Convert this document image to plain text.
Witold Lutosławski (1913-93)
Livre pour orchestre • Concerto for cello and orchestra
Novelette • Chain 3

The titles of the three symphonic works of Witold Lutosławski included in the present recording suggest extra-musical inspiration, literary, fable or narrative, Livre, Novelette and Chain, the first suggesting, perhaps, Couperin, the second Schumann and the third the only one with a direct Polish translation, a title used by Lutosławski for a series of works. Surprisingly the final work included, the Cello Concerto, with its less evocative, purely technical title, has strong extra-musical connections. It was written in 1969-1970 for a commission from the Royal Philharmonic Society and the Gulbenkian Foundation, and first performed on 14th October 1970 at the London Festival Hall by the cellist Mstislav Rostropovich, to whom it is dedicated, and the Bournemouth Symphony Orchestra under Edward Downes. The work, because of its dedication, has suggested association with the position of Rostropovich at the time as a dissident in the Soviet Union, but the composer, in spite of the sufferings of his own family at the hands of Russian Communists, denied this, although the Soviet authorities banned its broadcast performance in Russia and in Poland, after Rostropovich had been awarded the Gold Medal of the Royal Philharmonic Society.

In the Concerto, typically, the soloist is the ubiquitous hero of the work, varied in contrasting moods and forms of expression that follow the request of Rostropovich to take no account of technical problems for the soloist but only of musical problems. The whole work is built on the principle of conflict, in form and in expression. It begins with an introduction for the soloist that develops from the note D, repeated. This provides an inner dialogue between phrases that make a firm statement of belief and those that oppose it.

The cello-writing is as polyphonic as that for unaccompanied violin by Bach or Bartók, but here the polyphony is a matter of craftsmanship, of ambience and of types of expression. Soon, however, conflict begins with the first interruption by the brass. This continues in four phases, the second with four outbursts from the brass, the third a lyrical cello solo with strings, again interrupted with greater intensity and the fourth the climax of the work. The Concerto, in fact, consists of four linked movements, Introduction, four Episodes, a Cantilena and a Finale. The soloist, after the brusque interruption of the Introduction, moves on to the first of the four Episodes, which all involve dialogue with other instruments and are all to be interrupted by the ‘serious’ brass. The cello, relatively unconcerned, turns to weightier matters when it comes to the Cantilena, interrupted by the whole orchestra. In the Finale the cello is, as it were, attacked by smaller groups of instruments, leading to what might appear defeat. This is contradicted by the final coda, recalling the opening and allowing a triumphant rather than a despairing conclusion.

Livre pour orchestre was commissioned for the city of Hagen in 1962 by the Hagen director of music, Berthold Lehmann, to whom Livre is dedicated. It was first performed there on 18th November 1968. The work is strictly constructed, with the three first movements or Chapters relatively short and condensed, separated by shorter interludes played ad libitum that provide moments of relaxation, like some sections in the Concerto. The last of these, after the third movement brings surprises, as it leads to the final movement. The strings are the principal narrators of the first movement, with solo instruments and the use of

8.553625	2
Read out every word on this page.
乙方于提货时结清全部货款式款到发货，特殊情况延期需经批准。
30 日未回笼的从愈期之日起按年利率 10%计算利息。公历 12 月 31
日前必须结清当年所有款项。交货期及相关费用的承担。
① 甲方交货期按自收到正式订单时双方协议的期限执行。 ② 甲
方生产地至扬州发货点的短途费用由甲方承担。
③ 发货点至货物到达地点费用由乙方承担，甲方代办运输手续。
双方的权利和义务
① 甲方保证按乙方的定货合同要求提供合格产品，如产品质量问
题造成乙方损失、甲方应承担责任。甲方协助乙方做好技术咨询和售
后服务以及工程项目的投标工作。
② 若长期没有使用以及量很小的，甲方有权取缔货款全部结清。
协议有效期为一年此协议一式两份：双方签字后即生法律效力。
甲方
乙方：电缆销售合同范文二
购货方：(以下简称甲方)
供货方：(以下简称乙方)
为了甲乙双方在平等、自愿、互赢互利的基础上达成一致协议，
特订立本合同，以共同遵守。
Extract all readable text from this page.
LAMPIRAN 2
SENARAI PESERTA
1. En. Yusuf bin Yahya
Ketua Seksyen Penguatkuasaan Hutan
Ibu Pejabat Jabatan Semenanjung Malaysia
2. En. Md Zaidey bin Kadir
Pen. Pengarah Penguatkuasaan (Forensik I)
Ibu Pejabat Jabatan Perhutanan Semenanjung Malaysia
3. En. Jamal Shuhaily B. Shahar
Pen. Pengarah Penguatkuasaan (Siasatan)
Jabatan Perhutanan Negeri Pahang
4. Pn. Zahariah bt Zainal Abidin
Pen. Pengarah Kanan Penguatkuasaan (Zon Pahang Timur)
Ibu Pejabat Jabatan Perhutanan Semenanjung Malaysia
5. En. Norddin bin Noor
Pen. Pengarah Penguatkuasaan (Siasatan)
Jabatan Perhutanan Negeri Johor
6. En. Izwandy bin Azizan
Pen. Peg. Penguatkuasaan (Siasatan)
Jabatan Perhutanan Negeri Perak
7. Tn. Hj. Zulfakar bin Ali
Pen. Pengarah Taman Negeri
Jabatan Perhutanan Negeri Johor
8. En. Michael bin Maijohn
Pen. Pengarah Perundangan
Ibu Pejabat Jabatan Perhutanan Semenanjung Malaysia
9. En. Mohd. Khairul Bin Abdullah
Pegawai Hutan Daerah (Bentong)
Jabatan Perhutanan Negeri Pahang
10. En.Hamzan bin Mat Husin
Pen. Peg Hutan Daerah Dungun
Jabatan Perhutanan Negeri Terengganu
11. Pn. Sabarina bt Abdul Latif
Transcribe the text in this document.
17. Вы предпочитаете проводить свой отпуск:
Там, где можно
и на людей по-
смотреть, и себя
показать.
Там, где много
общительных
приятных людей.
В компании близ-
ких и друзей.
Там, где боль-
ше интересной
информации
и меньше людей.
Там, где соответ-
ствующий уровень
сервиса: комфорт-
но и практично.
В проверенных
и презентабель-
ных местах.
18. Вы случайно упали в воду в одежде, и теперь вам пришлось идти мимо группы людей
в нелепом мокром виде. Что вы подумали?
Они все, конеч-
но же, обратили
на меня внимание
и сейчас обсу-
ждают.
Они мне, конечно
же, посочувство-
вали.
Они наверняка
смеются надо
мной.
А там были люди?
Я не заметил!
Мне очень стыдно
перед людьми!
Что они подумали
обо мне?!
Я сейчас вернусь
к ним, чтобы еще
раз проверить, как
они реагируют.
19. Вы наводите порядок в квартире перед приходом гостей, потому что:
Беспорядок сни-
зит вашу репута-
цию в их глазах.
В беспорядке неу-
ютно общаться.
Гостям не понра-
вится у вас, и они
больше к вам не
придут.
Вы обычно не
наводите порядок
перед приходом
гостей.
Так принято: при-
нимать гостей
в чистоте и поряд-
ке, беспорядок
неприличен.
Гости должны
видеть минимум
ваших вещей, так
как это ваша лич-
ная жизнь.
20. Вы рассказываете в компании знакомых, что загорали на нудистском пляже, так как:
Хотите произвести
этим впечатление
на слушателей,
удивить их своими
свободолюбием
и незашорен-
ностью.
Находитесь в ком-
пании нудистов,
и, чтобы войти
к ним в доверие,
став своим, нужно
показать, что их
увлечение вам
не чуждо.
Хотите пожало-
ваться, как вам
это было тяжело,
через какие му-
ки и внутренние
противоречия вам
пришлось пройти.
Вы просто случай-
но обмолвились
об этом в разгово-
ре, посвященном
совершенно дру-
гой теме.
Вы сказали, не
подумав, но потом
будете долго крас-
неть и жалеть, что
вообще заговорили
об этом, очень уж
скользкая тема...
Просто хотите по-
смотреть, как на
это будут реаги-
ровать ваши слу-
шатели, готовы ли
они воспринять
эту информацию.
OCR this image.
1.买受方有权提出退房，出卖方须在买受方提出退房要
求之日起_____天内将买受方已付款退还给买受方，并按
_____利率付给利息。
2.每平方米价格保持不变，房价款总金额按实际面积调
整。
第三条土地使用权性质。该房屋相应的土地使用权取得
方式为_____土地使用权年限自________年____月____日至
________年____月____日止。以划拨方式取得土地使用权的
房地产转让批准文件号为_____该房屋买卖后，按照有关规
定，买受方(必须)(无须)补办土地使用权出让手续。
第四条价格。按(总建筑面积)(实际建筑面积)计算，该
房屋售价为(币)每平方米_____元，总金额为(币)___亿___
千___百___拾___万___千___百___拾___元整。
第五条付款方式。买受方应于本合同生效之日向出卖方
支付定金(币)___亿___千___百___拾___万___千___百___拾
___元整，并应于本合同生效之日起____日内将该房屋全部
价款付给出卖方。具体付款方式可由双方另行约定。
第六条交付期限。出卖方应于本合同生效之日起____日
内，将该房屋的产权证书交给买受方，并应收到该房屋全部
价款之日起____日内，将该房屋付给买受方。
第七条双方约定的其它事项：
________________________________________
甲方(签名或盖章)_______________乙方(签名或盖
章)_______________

====

_DIRECTIONS_:
Return every line containing "подумали".

_RESULT_:
в нелепом мокром виде. Что вы подумали?
Что они подумали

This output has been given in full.